### What to work on
Repeat every line of the listing below exactly, minus the pictures.

— START Material for this task —

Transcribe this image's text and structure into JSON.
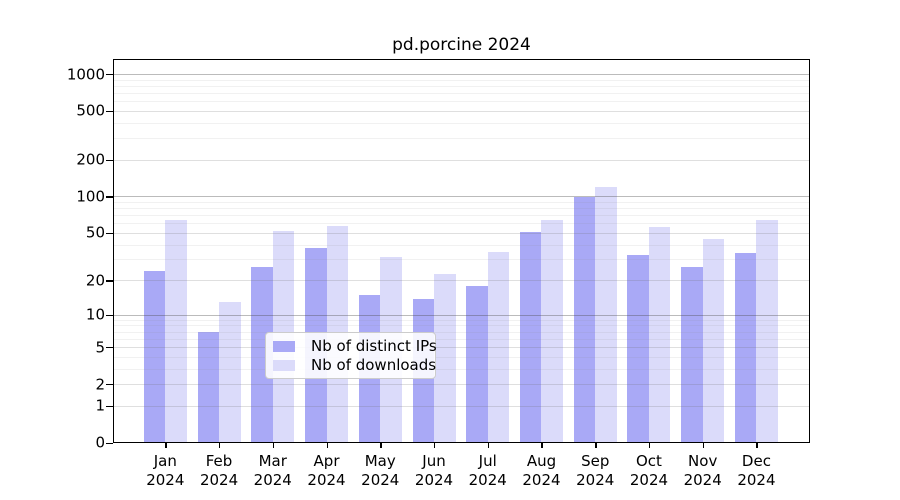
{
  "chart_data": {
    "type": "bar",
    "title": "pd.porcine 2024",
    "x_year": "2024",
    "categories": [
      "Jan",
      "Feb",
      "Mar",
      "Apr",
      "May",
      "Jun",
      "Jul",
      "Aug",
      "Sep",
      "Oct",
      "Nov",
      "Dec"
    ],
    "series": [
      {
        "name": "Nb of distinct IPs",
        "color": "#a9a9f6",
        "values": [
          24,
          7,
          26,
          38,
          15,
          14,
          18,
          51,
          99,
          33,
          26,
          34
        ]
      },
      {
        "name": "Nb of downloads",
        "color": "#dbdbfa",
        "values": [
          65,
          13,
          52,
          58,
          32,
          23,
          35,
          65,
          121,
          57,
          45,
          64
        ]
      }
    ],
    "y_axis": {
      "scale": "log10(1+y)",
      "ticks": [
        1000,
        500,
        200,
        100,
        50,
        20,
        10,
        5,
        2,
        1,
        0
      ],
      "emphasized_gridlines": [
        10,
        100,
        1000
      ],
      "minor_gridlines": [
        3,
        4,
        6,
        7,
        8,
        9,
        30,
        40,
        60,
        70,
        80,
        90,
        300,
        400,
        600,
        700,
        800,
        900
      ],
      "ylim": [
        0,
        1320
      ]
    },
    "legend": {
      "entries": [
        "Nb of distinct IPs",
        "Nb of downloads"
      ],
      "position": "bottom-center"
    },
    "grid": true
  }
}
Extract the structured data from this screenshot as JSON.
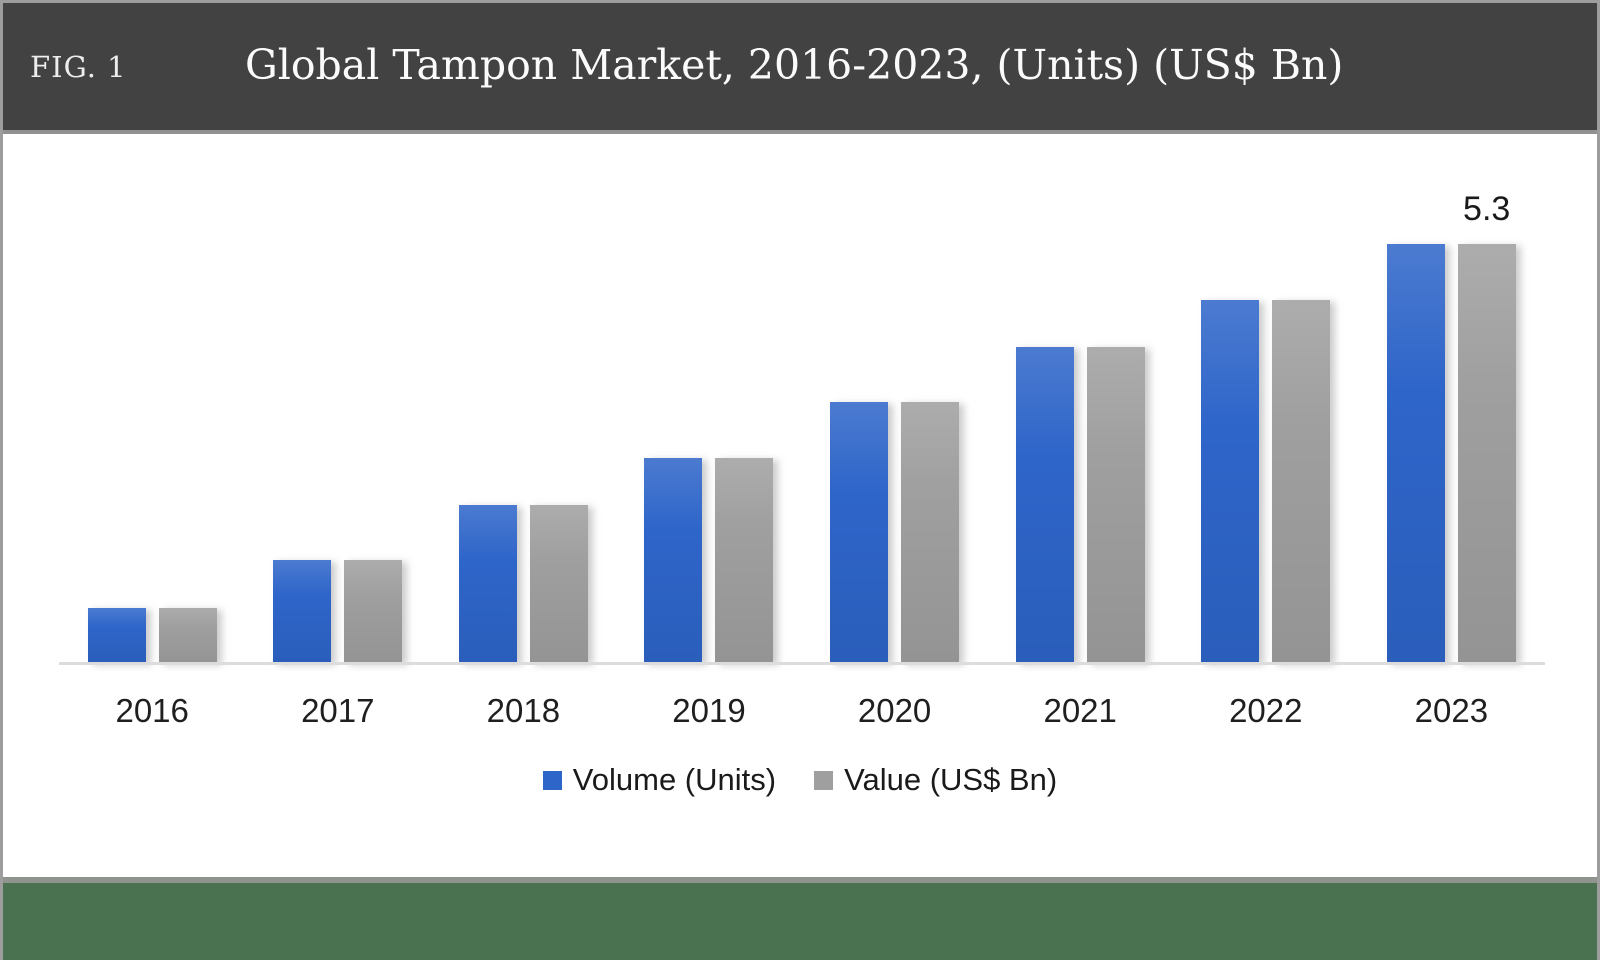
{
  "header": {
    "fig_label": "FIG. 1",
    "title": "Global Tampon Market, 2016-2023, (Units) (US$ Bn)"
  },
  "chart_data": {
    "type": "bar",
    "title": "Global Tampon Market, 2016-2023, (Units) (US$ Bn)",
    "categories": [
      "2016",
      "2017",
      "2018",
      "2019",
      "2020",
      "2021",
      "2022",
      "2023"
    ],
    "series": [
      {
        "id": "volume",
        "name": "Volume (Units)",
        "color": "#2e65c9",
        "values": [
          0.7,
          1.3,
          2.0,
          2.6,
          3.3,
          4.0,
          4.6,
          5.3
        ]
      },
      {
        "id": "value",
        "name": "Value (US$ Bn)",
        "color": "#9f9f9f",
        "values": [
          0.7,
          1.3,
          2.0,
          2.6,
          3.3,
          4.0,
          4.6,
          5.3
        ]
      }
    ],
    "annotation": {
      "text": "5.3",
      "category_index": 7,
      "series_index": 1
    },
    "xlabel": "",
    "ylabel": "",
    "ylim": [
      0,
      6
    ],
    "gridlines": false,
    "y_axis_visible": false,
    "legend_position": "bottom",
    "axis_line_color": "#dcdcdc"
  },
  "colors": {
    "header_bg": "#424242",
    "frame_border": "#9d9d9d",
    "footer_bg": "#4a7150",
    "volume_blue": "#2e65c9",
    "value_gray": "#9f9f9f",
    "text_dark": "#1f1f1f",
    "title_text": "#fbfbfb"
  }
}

— END Material for this task —

### The answer
Transcribe this image's text and structure into JSON.
{
  "chart_data": {
    "type": "bar",
    "title": "pd.porcine 2024",
    "x_year": "2024",
    "categories": [
      "Jan",
      "Feb",
      "Mar",
      "Apr",
      "May",
      "Jun",
      "Jul",
      "Aug",
      "Sep",
      "Oct",
      "Nov",
      "Dec"
    ],
    "series": [
      {
        "name": "Nb of distinct IPs",
        "color": "#a9a9f6",
        "values": [
          24,
          7,
          26,
          38,
          15,
          14,
          18,
          51,
          99,
          33,
          26,
          34
        ]
      },
      {
        "name": "Nb of downloads",
        "color": "#dbdbfa",
        "values": [
          65,
          13,
          52,
          58,
          32,
          23,
          35,
          65,
          121,
          57,
          45,
          64
        ]
      }
    ],
    "y_axis": {
      "scale": "log10(1+y)",
      "ticks": [
        1000,
        500,
        200,
        100,
        50,
        20,
        10,
        5,
        2,
        1,
        0
      ],
      "emphasized_gridlines": [
        10,
        100,
        1000
      ],
      "minor_gridlines": [
        3,
        4,
        6,
        7,
        8,
        9,
        30,
        40,
        60,
        70,
        80,
        90,
        300,
        400,
        600,
        700,
        800,
        900
      ],
      "ylim": [
        0,
        1320
      ]
    },
    "legend": {
      "entries": [
        "Nb of distinct IPs",
        "Nb of downloads"
      ],
      "position": "bottom-center"
    },
    "grid": true
  }
}
Extract the structured data from this screenshot as JSON.
{
  "header": {
    "fig_label": "FIG. 1",
    "title": "Global Tampon Market, 2016-2023, (Units) (US$ Bn)"
  },
  "chart_data": {
    "type": "bar",
    "title": "Global Tampon Market, 2016-2023, (Units) (US$ Bn)",
    "categories": [
      "2016",
      "2017",
      "2018",
      "2019",
      "2020",
      "2021",
      "2022",
      "2023"
    ],
    "series": [
      {
        "id": "volume",
        "name": "Volume (Units)",
        "color": "#2e65c9",
        "values": [
          0.7,
          1.3,
          2.0,
          2.6,
          3.3,
          4.0,
          4.6,
          5.3
        ]
      },
      {
        "id": "value",
        "name": "Value (US$ Bn)",
        "color": "#9f9f9f",
        "values": [
          0.7,
          1.3,
          2.0,
          2.6,
          3.3,
          4.0,
          4.6,
          5.3
        ]
      }
    ],
    "annotation": {
      "text": "5.3",
      "category_index": 7,
      "series_index": 1
    },
    "xlabel": "",
    "ylabel": "",
    "ylim": [
      0,
      6
    ],
    "gridlines": false,
    "y_axis_visible": false,
    "legend_position": "bottom",
    "axis_line_color": "#dcdcdc"
  },
  "colors": {
    "header_bg": "#424242",
    "frame_border": "#9d9d9d",
    "footer_bg": "#4a7150",
    "volume_blue": "#2e65c9",
    "value_gray": "#9f9f9f",
    "text_dark": "#1f1f1f",
    "title_text": "#fbfbfb"
  }
}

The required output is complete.